Task
Pictures stay out of the copy; restate everything else in the material exactly.

Data for processing
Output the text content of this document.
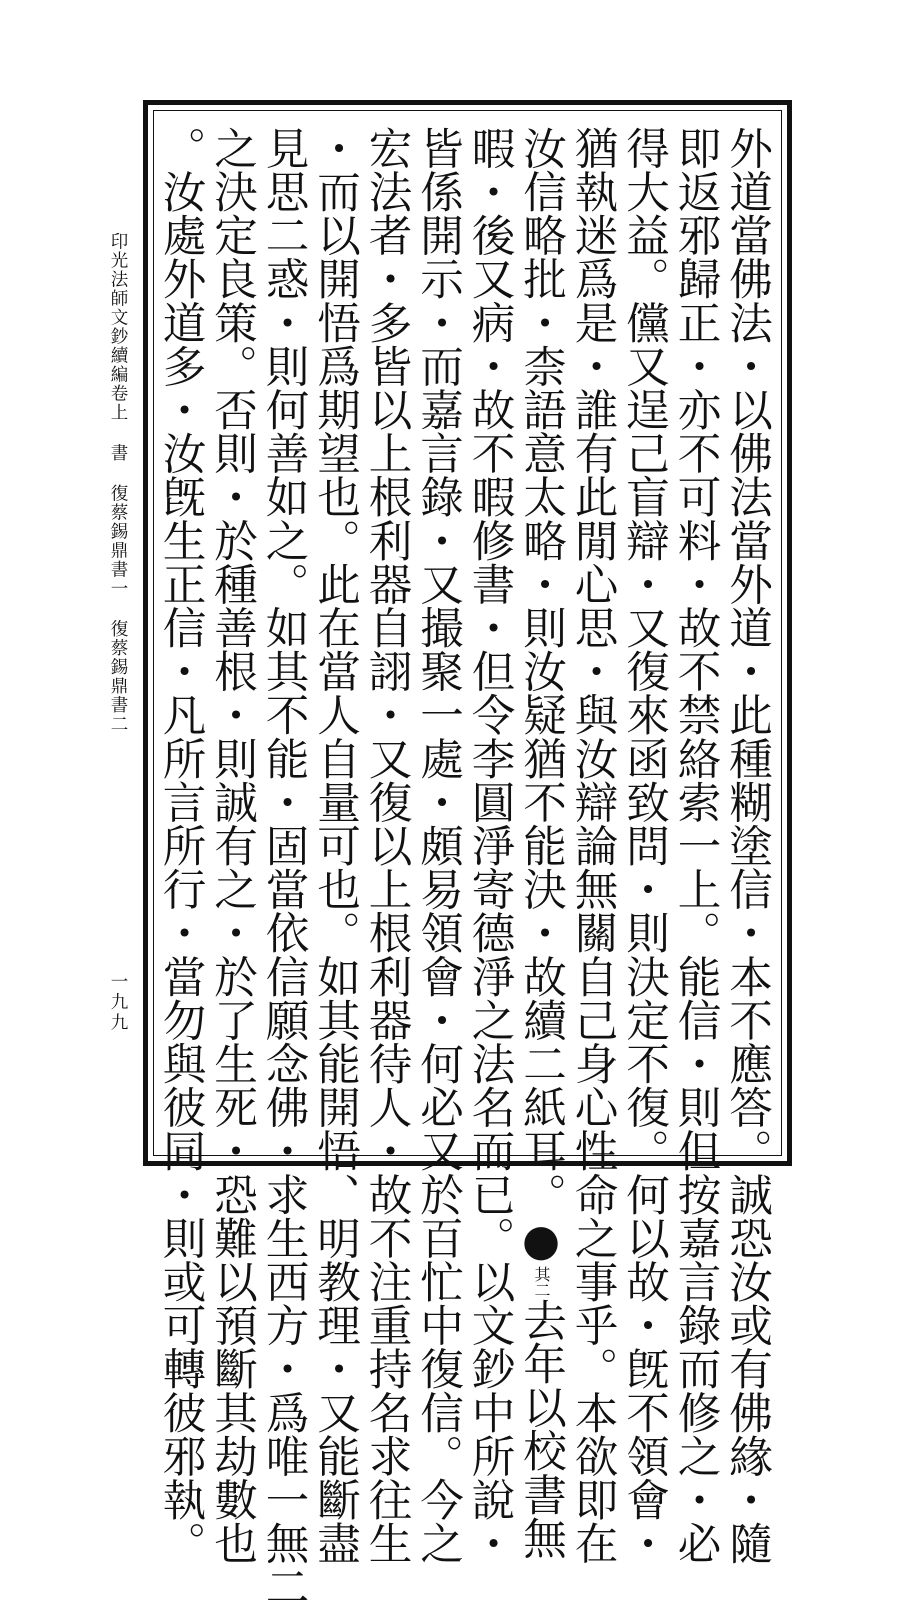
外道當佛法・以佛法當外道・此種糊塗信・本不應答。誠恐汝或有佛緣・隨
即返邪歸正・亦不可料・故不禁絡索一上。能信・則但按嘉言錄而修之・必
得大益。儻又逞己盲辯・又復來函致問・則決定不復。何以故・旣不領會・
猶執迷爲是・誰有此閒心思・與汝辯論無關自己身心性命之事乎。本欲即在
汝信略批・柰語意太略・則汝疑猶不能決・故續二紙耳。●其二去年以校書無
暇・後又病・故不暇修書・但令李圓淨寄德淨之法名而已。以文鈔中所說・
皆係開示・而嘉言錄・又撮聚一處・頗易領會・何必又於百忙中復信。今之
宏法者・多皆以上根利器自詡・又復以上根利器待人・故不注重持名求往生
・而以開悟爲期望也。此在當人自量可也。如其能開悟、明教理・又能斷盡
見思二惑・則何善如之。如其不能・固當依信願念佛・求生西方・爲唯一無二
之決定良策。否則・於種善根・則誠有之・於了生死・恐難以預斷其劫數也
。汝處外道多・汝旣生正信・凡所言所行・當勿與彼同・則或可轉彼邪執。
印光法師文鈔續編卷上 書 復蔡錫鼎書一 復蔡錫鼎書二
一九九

Written answer
Output the text content of this document.
外道當佛法・以佛法當外道・此種糊塗信・本不應答。誠恐汝或有佛緣・隨
即返邪歸正・亦不可料・故不禁絡索一上。能信・則但按嘉言錄而修之・必
得大益。儻又逞己盲辯・又復來函致問・則決定不復。何以故・旣不領會・
猶執迷爲是・誰有此閒心思・與汝辯論無關自己身心性命之事乎。本欲即在
汝信略批・柰語意太略・則汝疑猶不能決・故續二紙耳。●其二去年以校書無
暇・後又病・故不暇修書・但令李圓淨寄德淨之法名而已。以文鈔中所說・
皆係開示・而嘉言錄・又撮聚一處・頗易領會・何必又於百忙中復信。今之
宏法者・多皆以上根利器自詡・又復以上根利器待人・故不注重持名求往生
・而以開悟爲期望也。此在當人自量可也。如其能開悟、明教理・又能斷盡
見思二惑・則何善如之。如其不能・固當依信願念佛・求生西方・爲唯一無二
之決定良策。否則・於種善根・則誠有之・於了生死・恐難以預斷其劫數也
。汝處外道多・汝旣生正信・凡所言所行・當勿與彼同・則或可轉彼邪執。
印光法師文鈔續編卷上 書 復蔡錫鼎書一 復蔡錫鼎書二
一九九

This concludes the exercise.